Short problem => Below are the records. Count the lines containing the string "فرکانس", and reply with the number alone.

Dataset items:
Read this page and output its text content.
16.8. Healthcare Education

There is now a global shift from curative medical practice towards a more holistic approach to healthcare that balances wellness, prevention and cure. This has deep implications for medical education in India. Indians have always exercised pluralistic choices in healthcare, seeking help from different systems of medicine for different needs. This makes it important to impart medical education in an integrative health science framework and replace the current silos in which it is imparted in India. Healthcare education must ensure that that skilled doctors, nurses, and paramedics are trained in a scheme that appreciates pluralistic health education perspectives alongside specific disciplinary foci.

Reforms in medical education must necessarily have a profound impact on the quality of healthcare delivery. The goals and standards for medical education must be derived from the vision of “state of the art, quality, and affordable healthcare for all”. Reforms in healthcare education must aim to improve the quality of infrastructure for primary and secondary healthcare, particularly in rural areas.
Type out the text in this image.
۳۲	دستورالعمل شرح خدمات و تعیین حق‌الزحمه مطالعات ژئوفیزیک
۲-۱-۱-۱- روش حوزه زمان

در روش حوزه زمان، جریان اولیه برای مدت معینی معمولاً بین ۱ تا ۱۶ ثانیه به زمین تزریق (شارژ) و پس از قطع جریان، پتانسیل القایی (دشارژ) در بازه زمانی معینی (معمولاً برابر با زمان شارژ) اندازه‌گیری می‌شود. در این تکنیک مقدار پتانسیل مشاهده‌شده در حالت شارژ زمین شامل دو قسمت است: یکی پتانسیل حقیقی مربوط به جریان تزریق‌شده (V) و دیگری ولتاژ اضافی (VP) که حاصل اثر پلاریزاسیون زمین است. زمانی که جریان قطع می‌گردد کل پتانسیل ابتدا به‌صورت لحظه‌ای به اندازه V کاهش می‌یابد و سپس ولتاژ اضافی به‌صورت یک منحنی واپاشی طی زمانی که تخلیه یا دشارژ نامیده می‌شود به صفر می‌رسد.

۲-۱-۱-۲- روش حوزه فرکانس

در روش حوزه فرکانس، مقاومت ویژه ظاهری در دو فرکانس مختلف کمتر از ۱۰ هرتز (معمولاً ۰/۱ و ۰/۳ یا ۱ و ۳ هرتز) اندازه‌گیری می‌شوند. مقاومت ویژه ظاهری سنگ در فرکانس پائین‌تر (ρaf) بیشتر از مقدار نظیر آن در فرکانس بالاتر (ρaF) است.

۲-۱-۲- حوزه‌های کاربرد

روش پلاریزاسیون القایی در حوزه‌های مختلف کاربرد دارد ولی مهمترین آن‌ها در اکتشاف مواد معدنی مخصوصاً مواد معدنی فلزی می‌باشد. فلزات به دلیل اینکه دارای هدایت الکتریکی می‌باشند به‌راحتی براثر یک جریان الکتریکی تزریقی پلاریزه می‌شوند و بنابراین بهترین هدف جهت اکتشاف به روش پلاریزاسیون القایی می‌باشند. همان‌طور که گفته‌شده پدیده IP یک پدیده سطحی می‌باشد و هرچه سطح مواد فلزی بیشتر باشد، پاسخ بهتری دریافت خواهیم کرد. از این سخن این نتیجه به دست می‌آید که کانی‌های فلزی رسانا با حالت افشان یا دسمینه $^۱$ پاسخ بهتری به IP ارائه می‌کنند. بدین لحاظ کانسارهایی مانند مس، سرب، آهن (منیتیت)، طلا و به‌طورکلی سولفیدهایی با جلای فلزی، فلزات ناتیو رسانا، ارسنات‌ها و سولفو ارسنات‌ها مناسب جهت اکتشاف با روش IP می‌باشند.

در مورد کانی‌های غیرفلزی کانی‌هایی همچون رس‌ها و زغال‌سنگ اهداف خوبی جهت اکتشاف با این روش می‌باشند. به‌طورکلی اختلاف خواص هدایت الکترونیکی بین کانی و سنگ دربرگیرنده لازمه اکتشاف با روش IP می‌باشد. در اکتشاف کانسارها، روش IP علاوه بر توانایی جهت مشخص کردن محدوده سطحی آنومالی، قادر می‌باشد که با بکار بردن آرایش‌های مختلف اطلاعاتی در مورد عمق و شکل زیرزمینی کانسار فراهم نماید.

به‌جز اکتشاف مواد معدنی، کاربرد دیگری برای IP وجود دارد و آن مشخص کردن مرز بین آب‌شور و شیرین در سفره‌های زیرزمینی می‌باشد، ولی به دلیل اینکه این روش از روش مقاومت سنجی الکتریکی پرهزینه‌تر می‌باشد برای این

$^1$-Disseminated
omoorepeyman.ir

Written solution => 2